» **AIM OF THE EXERCISE**: All of the listing below must be repeated word for word. Pictures are the only thing to omit.

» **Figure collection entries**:

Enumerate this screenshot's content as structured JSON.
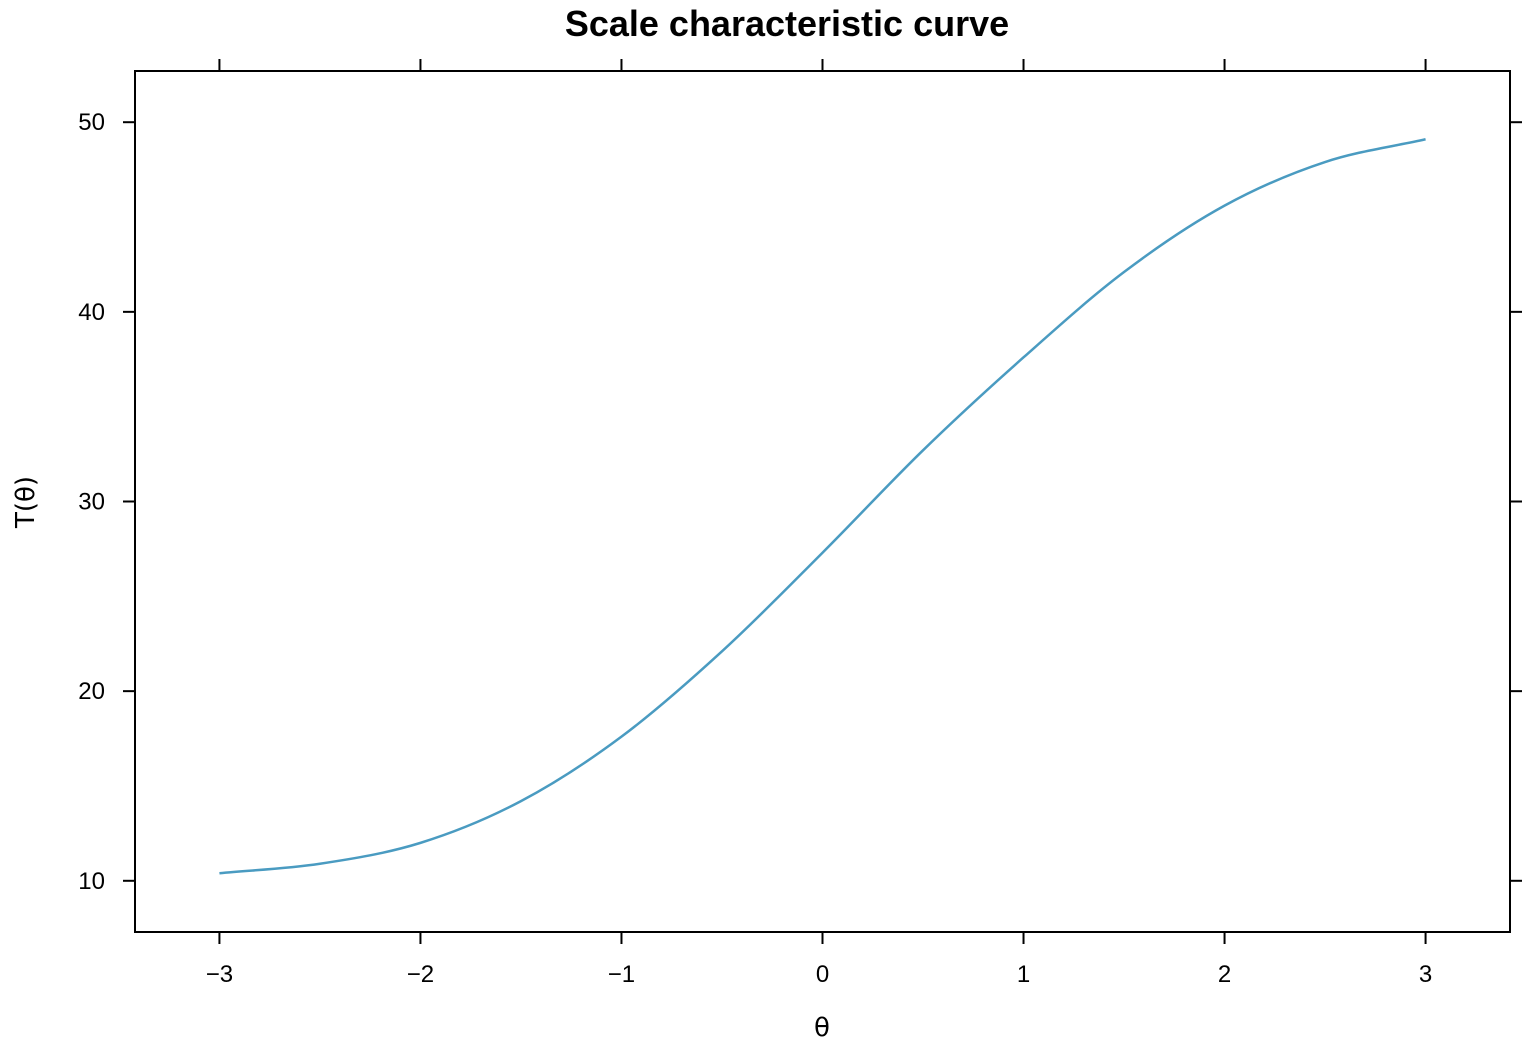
{
  "chart_data": {
    "type": "line",
    "title": "Scale characteristic curve",
    "xlabel": "θ",
    "ylabel": "T(θ)",
    "xlim": [
      -3.42,
      3.42
    ],
    "ylim": [
      7.3,
      52.7
    ],
    "x_ticks": [
      -3,
      -2,
      -1,
      0,
      1,
      2,
      3
    ],
    "x_tick_labels": [
      "−3",
      "−2",
      "−1",
      "0",
      "1",
      "2",
      "3"
    ],
    "y_ticks": [
      10,
      20,
      30,
      40,
      50
    ],
    "y_tick_labels": [
      "10",
      "20",
      "30",
      "40",
      "50"
    ],
    "grid": false,
    "legend": "none",
    "series": [
      {
        "color": "#4a9bc1",
        "x": [
          -3.0,
          -2.5,
          -2.0,
          -1.5,
          -1.0,
          -0.5,
          0.0,
          0.5,
          1.0,
          1.5,
          2.0,
          2.5,
          3.0
        ],
        "y": [
          10.4,
          10.9,
          12.0,
          14.2,
          17.6,
          22.1,
          27.3,
          32.7,
          37.6,
          42.1,
          45.6,
          47.9,
          49.1
        ]
      }
    ]
  }
}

» **ANSWER TO THIS TASK**:
Enumerate this screenshot's content as structured JSON.
{
  "chart_data": {
    "type": "line",
    "title": "Scale characteristic curve",
    "xlabel": "θ",
    "ylabel": "T(θ)",
    "xlim": [
      -3.42,
      3.42
    ],
    "ylim": [
      7.3,
      52.7
    ],
    "x_ticks": [
      -3,
      -2,
      -1,
      0,
      1,
      2,
      3
    ],
    "x_tick_labels": [
      "−3",
      "−2",
      "−1",
      "0",
      "1",
      "2",
      "3"
    ],
    "y_ticks": [
      10,
      20,
      30,
      40,
      50
    ],
    "y_tick_labels": [
      "10",
      "20",
      "30",
      "40",
      "50"
    ],
    "grid": false,
    "legend": "none",
    "series": [
      {
        "color": "#4a9bc1",
        "x": [
          -3.0,
          -2.5,
          -2.0,
          -1.5,
          -1.0,
          -0.5,
          0.0,
          0.5,
          1.0,
          1.5,
          2.0,
          2.5,
          3.0
        ],
        "y": [
          10.4,
          10.9,
          12.0,
          14.2,
          17.6,
          22.1,
          27.3,
          32.7,
          37.6,
          42.1,
          45.6,
          47.9,
          49.1
        ]
      }
    ]
  }
}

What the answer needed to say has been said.